== Data lines ==
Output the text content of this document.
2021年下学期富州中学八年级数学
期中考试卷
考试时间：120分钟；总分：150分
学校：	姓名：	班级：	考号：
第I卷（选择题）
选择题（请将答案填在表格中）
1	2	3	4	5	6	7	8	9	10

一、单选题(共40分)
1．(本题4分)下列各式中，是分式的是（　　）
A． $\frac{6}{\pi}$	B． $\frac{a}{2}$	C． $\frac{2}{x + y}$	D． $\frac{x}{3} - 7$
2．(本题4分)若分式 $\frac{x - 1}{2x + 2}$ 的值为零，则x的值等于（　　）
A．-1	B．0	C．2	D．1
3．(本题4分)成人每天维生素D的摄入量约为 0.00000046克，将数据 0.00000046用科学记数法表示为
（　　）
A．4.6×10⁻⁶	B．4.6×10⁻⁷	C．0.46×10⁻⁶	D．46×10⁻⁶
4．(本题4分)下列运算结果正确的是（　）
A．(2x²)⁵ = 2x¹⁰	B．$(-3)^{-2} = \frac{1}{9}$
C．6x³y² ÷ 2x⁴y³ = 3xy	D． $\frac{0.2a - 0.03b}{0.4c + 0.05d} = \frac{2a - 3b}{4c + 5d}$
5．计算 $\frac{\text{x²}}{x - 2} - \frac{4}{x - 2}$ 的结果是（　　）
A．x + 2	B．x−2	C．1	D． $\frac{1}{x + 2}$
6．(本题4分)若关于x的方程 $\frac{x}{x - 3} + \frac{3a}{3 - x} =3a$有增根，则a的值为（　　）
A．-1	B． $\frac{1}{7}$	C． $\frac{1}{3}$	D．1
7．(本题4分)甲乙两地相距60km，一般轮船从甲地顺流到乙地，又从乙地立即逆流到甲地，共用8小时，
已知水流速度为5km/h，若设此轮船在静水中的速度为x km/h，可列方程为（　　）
===
== Data lines ==
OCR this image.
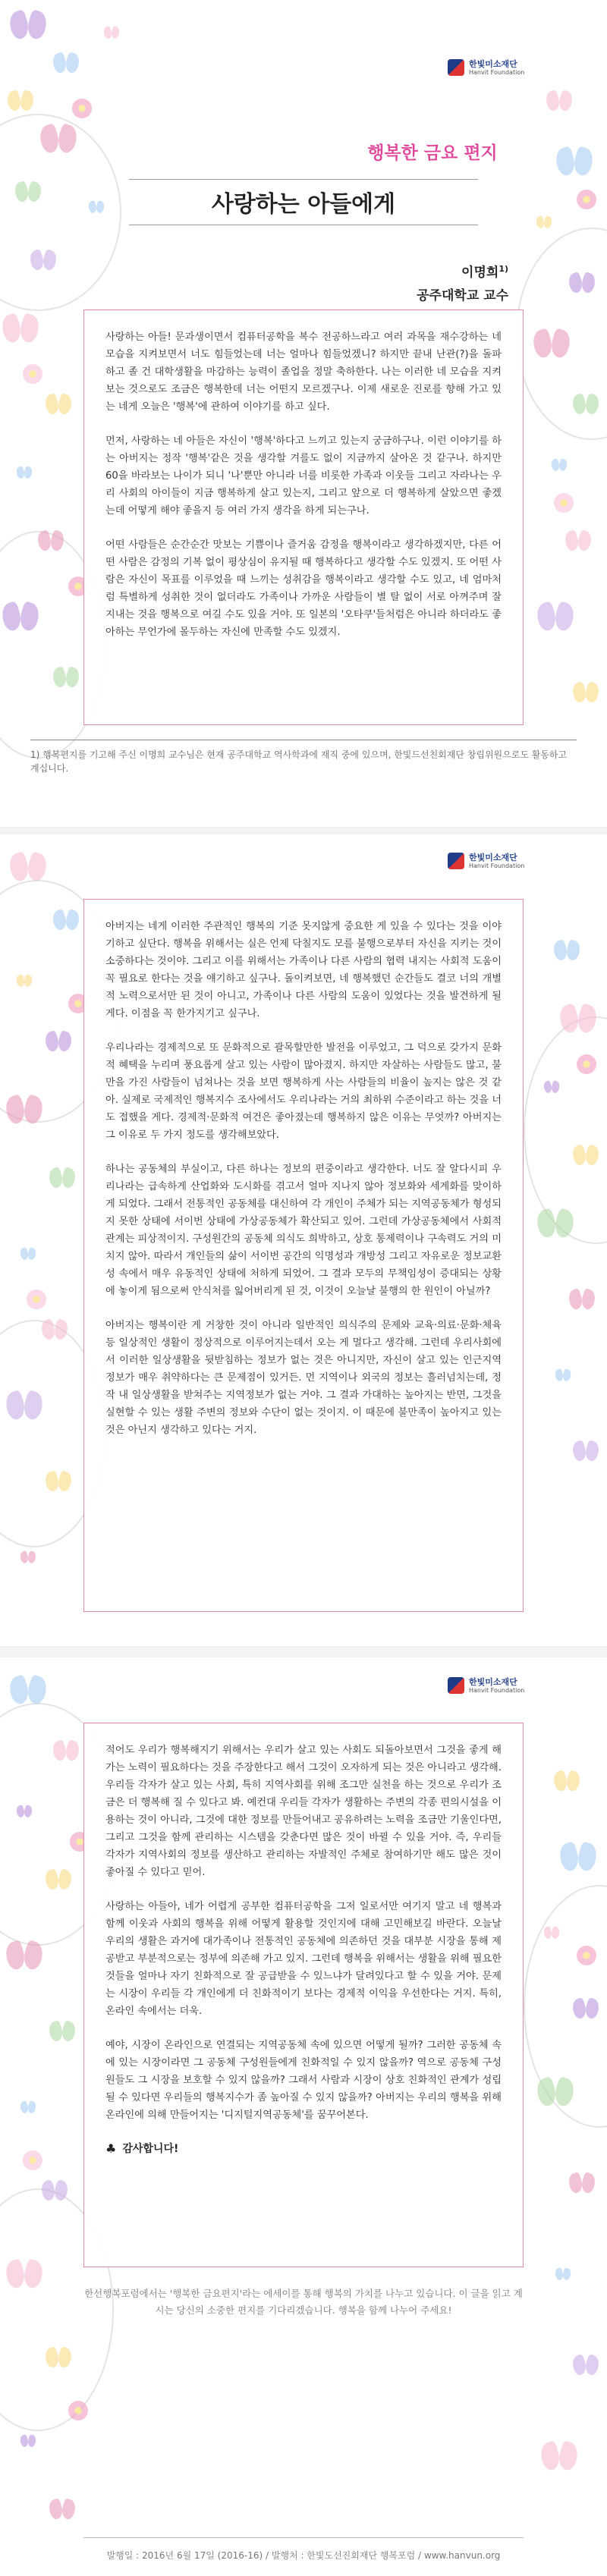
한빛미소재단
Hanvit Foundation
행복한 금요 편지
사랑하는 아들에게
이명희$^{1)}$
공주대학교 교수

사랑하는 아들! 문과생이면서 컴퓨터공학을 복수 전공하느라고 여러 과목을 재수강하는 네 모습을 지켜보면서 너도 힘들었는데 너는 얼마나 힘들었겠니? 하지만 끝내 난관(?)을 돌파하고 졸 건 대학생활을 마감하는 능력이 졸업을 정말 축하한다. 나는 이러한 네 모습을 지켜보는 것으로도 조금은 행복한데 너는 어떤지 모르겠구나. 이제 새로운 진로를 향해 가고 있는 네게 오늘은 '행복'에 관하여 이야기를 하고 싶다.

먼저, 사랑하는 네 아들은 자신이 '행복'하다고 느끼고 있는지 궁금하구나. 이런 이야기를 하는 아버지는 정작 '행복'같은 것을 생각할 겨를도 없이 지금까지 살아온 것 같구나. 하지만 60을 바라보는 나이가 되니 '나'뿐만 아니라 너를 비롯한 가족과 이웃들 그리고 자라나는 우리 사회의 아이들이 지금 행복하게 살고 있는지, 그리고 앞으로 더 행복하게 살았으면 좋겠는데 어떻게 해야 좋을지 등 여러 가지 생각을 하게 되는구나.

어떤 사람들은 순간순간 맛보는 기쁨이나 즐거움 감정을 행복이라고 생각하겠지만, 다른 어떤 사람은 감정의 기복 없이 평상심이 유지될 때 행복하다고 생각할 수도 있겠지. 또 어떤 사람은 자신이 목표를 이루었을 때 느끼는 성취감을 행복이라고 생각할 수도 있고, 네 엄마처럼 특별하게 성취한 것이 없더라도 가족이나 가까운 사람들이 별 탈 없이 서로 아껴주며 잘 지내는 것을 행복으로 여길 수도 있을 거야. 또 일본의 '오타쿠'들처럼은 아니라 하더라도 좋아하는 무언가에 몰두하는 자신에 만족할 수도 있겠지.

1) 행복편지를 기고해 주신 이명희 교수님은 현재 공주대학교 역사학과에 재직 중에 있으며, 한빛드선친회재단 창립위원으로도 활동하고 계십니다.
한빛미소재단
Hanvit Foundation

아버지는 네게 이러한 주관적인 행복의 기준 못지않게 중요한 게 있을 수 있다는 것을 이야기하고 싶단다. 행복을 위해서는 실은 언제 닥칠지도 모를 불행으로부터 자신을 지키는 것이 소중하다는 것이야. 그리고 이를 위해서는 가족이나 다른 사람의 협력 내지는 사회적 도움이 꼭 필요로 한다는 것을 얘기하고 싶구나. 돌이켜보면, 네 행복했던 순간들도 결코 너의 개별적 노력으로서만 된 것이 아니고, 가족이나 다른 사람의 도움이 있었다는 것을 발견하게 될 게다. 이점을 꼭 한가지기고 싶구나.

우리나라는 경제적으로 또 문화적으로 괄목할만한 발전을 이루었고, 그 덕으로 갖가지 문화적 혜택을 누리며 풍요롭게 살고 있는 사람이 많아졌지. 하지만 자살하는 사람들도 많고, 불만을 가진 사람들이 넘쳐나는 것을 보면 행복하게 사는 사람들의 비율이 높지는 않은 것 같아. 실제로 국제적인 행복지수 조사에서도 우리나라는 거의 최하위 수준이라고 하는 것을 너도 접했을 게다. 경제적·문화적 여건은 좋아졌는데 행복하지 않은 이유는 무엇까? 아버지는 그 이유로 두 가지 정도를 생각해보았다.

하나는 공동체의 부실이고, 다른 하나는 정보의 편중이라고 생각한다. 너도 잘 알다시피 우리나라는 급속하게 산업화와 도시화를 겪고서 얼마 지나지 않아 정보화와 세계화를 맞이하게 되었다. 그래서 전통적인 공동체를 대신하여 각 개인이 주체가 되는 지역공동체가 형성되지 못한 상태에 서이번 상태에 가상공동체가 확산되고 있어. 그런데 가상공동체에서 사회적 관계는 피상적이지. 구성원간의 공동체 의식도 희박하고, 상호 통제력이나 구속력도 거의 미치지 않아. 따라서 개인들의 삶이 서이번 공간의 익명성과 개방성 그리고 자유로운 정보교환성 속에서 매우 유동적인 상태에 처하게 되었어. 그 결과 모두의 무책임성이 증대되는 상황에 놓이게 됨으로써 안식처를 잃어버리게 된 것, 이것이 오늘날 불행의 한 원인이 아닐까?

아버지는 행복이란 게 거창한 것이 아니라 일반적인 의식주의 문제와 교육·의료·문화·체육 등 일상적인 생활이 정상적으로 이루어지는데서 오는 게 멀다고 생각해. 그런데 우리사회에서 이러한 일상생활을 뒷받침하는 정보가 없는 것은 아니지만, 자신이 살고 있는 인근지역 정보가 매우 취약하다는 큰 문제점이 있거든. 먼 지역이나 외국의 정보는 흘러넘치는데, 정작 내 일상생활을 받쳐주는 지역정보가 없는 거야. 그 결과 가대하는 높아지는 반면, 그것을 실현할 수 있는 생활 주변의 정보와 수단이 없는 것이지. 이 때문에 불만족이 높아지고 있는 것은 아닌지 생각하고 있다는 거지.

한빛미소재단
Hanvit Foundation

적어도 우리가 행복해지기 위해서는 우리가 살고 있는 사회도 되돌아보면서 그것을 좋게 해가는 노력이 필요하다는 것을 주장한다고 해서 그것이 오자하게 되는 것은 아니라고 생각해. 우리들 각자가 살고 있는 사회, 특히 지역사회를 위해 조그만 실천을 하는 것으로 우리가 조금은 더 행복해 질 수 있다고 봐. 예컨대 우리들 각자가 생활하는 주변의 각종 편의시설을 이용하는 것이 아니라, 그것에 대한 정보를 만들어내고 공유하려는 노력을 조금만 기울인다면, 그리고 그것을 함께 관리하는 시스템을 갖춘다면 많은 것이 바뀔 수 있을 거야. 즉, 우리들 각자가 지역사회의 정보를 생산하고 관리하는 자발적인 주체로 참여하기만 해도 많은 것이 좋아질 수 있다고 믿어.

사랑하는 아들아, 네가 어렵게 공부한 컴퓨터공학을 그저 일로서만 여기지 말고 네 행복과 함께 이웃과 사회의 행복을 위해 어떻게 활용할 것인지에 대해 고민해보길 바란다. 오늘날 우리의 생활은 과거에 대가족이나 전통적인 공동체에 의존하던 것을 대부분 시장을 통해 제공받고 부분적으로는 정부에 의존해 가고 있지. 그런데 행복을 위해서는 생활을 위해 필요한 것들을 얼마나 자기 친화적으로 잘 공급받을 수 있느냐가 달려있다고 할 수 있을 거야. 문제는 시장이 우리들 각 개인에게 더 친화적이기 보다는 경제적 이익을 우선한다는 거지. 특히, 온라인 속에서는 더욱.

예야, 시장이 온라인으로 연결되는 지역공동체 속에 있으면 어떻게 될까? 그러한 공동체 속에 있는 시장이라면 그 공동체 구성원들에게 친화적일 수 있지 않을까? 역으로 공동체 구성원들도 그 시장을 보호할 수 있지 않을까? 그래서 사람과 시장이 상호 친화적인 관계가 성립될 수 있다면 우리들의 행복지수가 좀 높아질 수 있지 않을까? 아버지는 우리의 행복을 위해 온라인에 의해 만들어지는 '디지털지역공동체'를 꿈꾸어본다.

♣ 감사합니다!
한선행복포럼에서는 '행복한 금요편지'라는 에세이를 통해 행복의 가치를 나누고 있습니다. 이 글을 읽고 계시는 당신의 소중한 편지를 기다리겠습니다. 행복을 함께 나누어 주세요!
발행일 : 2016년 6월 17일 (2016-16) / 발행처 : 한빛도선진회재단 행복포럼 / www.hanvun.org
===
Exercise objective:
Extract every line above that contains the word "전통적인".

Response to this task:
하나는 공동체의 부실이고, 다른 하나는 정보의 편중이라고 생각한다. 너도 잘 알다시피 우리나라는 급속하게 산업화와 도시화를 겪고서 얼마 지나지 않아 정보화와 세계화를 맞이하게 되었다. 그래서 전통적인 공동체를 대신하여 각 개인이 주체가 되는 지역공동체가 형성되지 못한 상태에 서이번 상태에 가상공동체가 확산되고 있어. 그런데 가상공동체에서 사회적 관계는 피상적이지. 구성원간의 공동체 의식도 희박하고, 상호 통제력이나 구속력도 거의 미치지 않아. 따라서 개인들의 삶이 서이번 공간의 익명성과 개방성 그리고 자유로운 정보교환성 속에서 매우 유동적인 상태에 처하게 되었어. 그 결과 모두의 무책임성이 증대되는 상황에 놓이게 됨으로써 안식처를 잃어버리게 된 것, 이것이 오늘날 불행의 한 원인이 아닐까?
사랑하는 아들아, 네가 어렵게 공부한 컴퓨터공학을 그저 일로서만 여기지 말고 네 행복과 함께 이웃과 사회의 행복을 위해 어떻게 활용할 것인지에 대해 고민해보길 바란다. 오늘날 우리의 생활은 과거에 대가족이나 전통적인 공동체에 의존하던 것을 대부분 시장을 통해 제공받고 부분적으로는 정부에 의존해 가고 있지. 그런데 행복을 위해서는 생활을 위해 필요한 것들을 얼마나 자기 친화적으로 잘 공급받을 수 있느냐가 달려있다고 할 수 있을 거야. 문제는 시장이 우리들 각 개인에게 더 친화적이기 보다는 경제적 이익을 우선한다는 거지. 특히, 온라인 속에서는 더욱.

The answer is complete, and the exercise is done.